AIM
Beneath this sentence is a set of records; write each of them out exactly.

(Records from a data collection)
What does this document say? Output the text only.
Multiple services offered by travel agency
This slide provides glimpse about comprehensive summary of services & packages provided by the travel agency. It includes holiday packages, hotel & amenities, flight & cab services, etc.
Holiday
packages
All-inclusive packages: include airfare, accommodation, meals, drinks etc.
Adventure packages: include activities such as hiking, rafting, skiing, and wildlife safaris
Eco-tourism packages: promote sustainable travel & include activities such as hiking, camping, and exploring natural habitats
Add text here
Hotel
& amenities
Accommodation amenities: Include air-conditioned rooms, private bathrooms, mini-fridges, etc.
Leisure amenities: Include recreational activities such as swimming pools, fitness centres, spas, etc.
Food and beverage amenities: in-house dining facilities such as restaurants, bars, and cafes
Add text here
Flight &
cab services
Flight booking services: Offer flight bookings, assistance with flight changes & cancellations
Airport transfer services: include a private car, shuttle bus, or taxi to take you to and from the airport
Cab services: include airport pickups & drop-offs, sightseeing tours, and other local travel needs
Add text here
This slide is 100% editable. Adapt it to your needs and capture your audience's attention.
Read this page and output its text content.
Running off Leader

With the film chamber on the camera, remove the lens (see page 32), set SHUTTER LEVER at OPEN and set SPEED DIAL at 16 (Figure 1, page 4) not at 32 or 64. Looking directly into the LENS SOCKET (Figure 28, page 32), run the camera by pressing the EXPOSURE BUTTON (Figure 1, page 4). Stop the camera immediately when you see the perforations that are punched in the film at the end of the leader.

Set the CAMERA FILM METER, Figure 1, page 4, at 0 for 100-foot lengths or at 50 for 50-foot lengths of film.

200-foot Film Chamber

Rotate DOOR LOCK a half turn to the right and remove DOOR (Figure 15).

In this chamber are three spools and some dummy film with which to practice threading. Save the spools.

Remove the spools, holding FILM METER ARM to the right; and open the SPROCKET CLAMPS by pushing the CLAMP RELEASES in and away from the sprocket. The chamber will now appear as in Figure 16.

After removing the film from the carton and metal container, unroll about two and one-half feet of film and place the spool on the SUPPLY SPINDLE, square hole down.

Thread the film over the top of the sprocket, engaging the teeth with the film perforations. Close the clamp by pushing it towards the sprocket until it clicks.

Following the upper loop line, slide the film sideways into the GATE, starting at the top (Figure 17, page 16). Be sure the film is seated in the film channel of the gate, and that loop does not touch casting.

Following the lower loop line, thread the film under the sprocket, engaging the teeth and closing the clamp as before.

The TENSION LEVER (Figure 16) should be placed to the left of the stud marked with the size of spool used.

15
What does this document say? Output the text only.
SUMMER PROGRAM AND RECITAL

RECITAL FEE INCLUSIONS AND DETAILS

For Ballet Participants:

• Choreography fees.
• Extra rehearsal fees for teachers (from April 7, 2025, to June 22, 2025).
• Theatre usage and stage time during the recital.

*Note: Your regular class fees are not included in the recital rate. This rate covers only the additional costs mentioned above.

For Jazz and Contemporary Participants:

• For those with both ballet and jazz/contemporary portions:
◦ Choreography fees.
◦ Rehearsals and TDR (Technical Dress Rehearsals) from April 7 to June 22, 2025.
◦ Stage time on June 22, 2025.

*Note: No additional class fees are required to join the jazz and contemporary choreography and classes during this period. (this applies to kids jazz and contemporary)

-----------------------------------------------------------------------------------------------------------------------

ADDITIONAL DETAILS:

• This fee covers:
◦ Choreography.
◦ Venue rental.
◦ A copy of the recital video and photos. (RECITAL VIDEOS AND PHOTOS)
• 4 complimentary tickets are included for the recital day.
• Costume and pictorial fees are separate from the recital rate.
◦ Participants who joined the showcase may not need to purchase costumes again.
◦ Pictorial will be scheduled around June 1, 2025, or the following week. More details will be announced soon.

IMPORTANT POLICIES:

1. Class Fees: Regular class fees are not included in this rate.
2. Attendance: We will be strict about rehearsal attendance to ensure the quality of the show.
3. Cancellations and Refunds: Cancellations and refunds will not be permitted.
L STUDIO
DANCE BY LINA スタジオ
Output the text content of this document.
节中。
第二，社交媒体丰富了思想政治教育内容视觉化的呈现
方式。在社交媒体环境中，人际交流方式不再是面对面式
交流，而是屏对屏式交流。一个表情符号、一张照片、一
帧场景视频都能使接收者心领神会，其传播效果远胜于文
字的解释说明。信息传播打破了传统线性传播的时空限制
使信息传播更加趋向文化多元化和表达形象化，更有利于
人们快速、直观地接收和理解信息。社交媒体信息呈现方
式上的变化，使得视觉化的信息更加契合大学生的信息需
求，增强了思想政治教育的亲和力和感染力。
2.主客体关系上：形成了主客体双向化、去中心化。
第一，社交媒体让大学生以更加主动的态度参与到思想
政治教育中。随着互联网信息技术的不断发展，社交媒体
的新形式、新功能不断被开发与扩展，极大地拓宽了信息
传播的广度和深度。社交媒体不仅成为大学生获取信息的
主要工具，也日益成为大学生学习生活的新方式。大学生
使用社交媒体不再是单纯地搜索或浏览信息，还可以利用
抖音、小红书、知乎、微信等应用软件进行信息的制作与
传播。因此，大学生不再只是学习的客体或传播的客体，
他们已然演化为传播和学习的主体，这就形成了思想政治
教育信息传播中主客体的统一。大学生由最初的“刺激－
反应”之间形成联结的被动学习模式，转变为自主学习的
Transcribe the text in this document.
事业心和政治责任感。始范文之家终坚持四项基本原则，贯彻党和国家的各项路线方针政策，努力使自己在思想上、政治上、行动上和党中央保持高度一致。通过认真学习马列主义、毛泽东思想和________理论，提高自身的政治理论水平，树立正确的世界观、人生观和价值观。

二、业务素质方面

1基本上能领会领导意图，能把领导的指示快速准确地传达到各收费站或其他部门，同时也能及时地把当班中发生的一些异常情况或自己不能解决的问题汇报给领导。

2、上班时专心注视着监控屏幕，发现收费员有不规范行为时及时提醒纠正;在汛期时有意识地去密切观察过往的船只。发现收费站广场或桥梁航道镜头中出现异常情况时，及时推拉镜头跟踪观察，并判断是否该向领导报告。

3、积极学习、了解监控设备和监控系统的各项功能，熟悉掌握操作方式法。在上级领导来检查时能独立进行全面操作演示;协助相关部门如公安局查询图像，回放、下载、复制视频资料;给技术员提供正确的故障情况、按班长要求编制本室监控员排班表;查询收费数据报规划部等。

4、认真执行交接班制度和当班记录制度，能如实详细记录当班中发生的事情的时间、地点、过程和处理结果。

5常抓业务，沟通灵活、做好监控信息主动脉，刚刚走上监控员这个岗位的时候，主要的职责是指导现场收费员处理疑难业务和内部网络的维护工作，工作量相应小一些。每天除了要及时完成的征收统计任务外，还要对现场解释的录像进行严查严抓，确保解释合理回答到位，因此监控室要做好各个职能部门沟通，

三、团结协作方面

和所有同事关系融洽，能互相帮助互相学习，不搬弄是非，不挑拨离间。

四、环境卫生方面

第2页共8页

EXERCISE SOLUTION
What does this document say? Output the text only.
Multiple services offered by travel agency
This slide provides glimpse about comprehensive summary of services & packages provided by the travel agency. It includes holiday packages, hotel & amenities, flight & cab services, etc.
Holiday
packages
All-inclusive packages: include airfare, accommodation, meals, drinks etc.
Adventure packages: include activities such as hiking, rafting, skiing, and wildlife safaris
Eco-tourism packages: promote sustainable travel & include activities such as hiking, camping, and exploring natural habitats
Add text here
Hotel
& amenities
Accommodation amenities: Include air-conditioned rooms, private bathrooms, mini-fridges, etc.
Leisure amenities: Include recreational activities such as swimming pools, fitness centres, spas, etc.
Food and beverage amenities: in-house dining facilities such as restaurants, bars, and cafes
Add text here
Flight &
cab services
Flight booking services: Offer flight bookings, assistance with flight changes & cancellations
Airport transfer services: include a private car, shuttle bus, or taxi to take you to and from the airport
Cab services: include airport pickups & drop-offs, sightseeing tours, and other local travel needs
Add text here
This slide is 100% editable. Adapt it to your needs and capture your audience's attention.
Read this page and output its text content.
Running off Leader

With the film chamber on the camera, remove the lens (see page 32), set SHUTTER LEVER at OPEN and set SPEED DIAL at 16 (Figure 1, page 4) not at 32 or 64. Looking directly into the LENS SOCKET (Figure 28, page 32), run the camera by pressing the EXPOSURE BUTTON (Figure 1, page 4). Stop the camera immediately when you see the perforations that are punched in the film at the end of the leader.

Set the CAMERA FILM METER, Figure 1, page 4, at 0 for 100-foot lengths or at 50 for 50-foot lengths of film.

200-foot Film Chamber

Rotate DOOR LOCK a half turn to the right and remove DOOR (Figure 15).

In this chamber are three spools and some dummy film with which to practice threading. Save the spools.

Remove the spools, holding FILM METER ARM to the right; and open the SPROCKET CLAMPS by pushing the CLAMP RELEASES in and away from the sprocket. The chamber will now appear as in Figure 16.

After removing the film from the carton and metal container, unroll about two and one-half feet of film and place the spool on the SUPPLY SPINDLE, square hole down.

Thread the film over the top of the sprocket, engaging the teeth with the film perforations. Close the clamp by pushing it towards the sprocket until it clicks.

Following the upper loop line, slide the film sideways into the GATE, starting at the top (Figure 17, page 16). Be sure the film is seated in the film channel of the gate, and that loop does not touch casting.

Following the lower loop line, thread the film under the sprocket, engaging the teeth and closing the clamp as before.

The TENSION LEVER (Figure 16) should be placed to the left of the stud marked with the size of spool used.

15
What does this document say? Output the text only.
SUMMER PROGRAM AND RECITAL

RECITAL FEE INCLUSIONS AND DETAILS

For Ballet Participants:

• Choreography fees.
• Extra rehearsal fees for teachers (from April 7, 2025, to June 22, 2025).
• Theatre usage and stage time during the recital.

*Note: Your regular class fees are not included in the recital rate. This rate covers only the additional costs mentioned above.

For Jazz and Contemporary Participants:

• For those with both ballet and jazz/contemporary portions:
◦ Choreography fees.
◦ Rehearsals and TDR (Technical Dress Rehearsals) from April 7 to June 22, 2025.
◦ Stage time on June 22, 2025.

*Note: No additional class fees are required to join the jazz and contemporary choreography and classes during this period. (this applies to kids jazz and contemporary)

-----------------------------------------------------------------------------------------------------------------------

ADDITIONAL DETAILS:

• This fee covers:
◦ Choreography.
◦ Venue rental.
◦ A copy of the recital video and photos. (RECITAL VIDEOS AND PHOTOS)
• 4 complimentary tickets are included for the recital day.
• Costume and pictorial fees are separate from the recital rate.
◦ Participants who joined the showcase may not need to purchase costumes again.
◦ Pictorial will be scheduled around June 1, 2025, or the following week. More details will be announced soon.

IMPORTANT POLICIES:

1. Class Fees: Regular class fees are not included in this rate.
2. Attendance: We will be strict about rehearsal attendance to ensure the quality of the show.
3. Cancellations and Refunds: Cancellations and refunds will not be permitted.
L STUDIO
DANCE BY LINA スタジオ
Output the text content of this document.
节中。
第二，社交媒体丰富了思想政治教育内容视觉化的呈现
方式。在社交媒体环境中，人际交流方式不再是面对面式
交流，而是屏对屏式交流。一个表情符号、一张照片、一
帧场景视频都能使接收者心领神会，其传播效果远胜于文
字的解释说明。信息传播打破了传统线性传播的时空限制
使信息传播更加趋向文化多元化和表达形象化，更有利于
人们快速、直观地接收和理解信息。社交媒体信息呈现方
式上的变化，使得视觉化的信息更加契合大学生的信息需
求，增强了思想政治教育的亲和力和感染力。
2.主客体关系上：形成了主客体双向化、去中心化。
第一，社交媒体让大学生以更加主动的态度参与到思想
政治教育中。随着互联网信息技术的不断发展，社交媒体
的新形式、新功能不断被开发与扩展，极大地拓宽了信息
传播的广度和深度。社交媒体不仅成为大学生获取信息的
主要工具，也日益成为大学生学习生活的新方式。大学生
使用社交媒体不再是单纯地搜索或浏览信息，还可以利用
抖音、小红书、知乎、微信等应用软件进行信息的制作与
传播。因此，大学生不再只是学习的客体或传播的客体，
他们已然演化为传播和学习的主体，这就形成了思想政治
教育信息传播中主客体的统一。大学生由最初的“刺激－
反应”之间形成联结的被动学习模式，转变为自主学习的
Transcribe the text in this document.
事业心和政治责任感。始范文之家终坚持四项基本原则，贯彻党和国家的各项路线方针政策，努力使自己在思想上、政治上、行动上和党中央保持高度一致。通过认真学习马列主义、毛泽东思想和________理论，提高自身的政治理论水平，树立正确的世界观、人生观和价值观。

二、业务素质方面

1基本上能领会领导意图，能把领导的指示快速准确地传达到各收费站或其他部门，同时也能及时地把当班中发生的一些异常情况或自己不能解决的问题汇报给领导。

2、上班时专心注视着监控屏幕，发现收费员有不规范行为时及时提醒纠正;在汛期时有意识地去密切观察过往的船只。发现收费站广场或桥梁航道镜头中出现异常情况时，及时推拉镜头跟踪观察，并判断是否该向领导报告。

3、积极学习、了解监控设备和监控系统的各项功能，熟悉掌握操作方式法。在上级领导来检查时能独立进行全面操作演示;协助相关部门如公安局查询图像，回放、下载、复制视频资料;给技术员提供正确的故障情况、按班长要求编制本室监控员排班表;查询收费数据报规划部等。

4、认真执行交接班制度和当班记录制度，能如实详细记录当班中发生的事情的时间、地点、过程和处理结果。

5常抓业务，沟通灵活、做好监控信息主动脉，刚刚走上监控员这个岗位的时候，主要的职责是指导现场收费员处理疑难业务和内部网络的维护工作，工作量相应小一些。每天除了要及时完成的征收统计任务外，还要对现场解释的录像进行严查严抓，确保解释合理回答到位，因此监控室要做好各个职能部门沟通，

三、团结协作方面

和所有同事关系融洽，能互相帮助互相学习，不搬弄是非，不挑拨离间。

四、环境卫生方面

第2页共8页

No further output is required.